- [What to do]: Reproduce the records below exactly as they appear, omitting any pictures they contain.
------------------------------------------------------------------------
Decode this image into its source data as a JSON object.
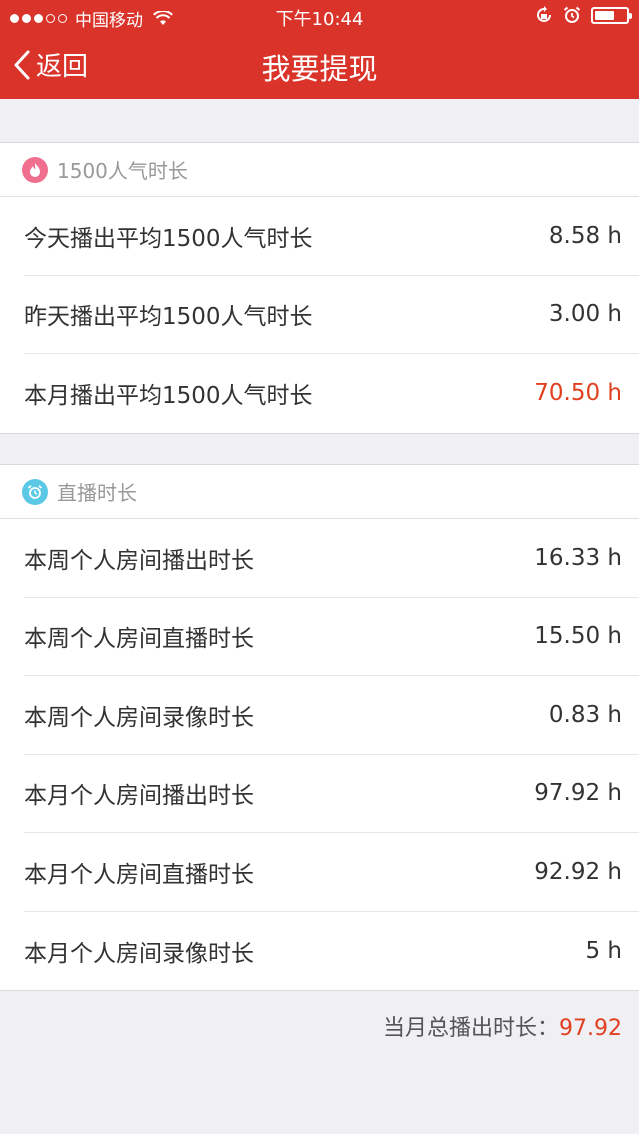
{
  "status_bar": {
    "carrier": "中国移动",
    "time": "下午10:44"
  },
  "nav": {
    "back_label": "返回",
    "title": "我要提现"
  },
  "sections": [
    {
      "title": "1500人气时长",
      "icon": "flame-icon",
      "icon_color": "#f06f8e",
      "rows": [
        {
          "label": "今天播出平均1500人气时长",
          "value": "8.58 h"
        },
        {
          "label": "昨天播出平均1500人气时长",
          "value": "3.00 h"
        },
        {
          "label": "本月播出平均1500人气时长",
          "value": "70.50 h"
        }
      ]
    },
    {
      "title": "直播时长",
      "icon": "alarm-clock-icon",
      "icon_color": "#5bc9e6",
      "rows": [
        {
          "label": "本周个人房间播出时长",
          "value": "16.33 h"
        },
        {
          "label": "本周个人房间直播时长",
          "value": "15.50 h"
        },
        {
          "label": "本周个人房间录像时长",
          "value": "0.83 h"
        },
        {
          "label": "本月个人房间播出时长",
          "value": "97.92 h"
        },
        {
          "label": "本月个人房间直播时长",
          "value": "92.92 h"
        },
        {
          "label": "本月个人房间录像时长",
          "value": "5 h"
        }
      ]
    }
  ],
  "footer": {
    "total_label": "当月总播出时长：",
    "total_value": "97.92"
  },
  "colors": {
    "header": "#d9332a",
    "highlight": "#e0401f"
  }
}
------------------------------------------------------------------------
- [Solution]:
Decode this image into its source data as a JSON object.
{
  "status_bar": {
    "carrier": "中国移动",
    "time": "下午10:44"
  },
  "nav": {
    "back_label": "返回",
    "title": "我要提现"
  },
  "sections": [
    {
      "title": "1500人气时长",
      "icon": "flame-icon",
      "icon_color": "#f06f8e",
      "rows": [
        {
          "label": "今天播出平均1500人气时长",
          "value": "8.58 h"
        },
        {
          "label": "昨天播出平均1500人气时长",
          "value": "3.00 h"
        },
        {
          "label": "本月播出平均1500人气时长",
          "value": "70.50 h"
        }
      ]
    },
    {
      "title": "直播时长",
      "icon": "alarm-clock-icon",
      "icon_color": "#5bc9e6",
      "rows": [
        {
          "label": "本周个人房间播出时长",
          "value": "16.33 h"
        },
        {
          "label": "本周个人房间直播时长",
          "value": "15.50 h"
        },
        {
          "label": "本周个人房间录像时长",
          "value": "0.83 h"
        },
        {
          "label": "本月个人房间播出时长",
          "value": "97.92 h"
        },
        {
          "label": "本月个人房间直播时长",
          "value": "92.92 h"
        },
        {
          "label": "本月个人房间录像时长",
          "value": "5 h"
        }
      ]
    }
  ],
  "footer": {
    "total_label": "当月总播出时长：",
    "total_value": "97.92"
  },
  "colors": {
    "header": "#d9332a",
    "highlight": "#e0401f"
  }
}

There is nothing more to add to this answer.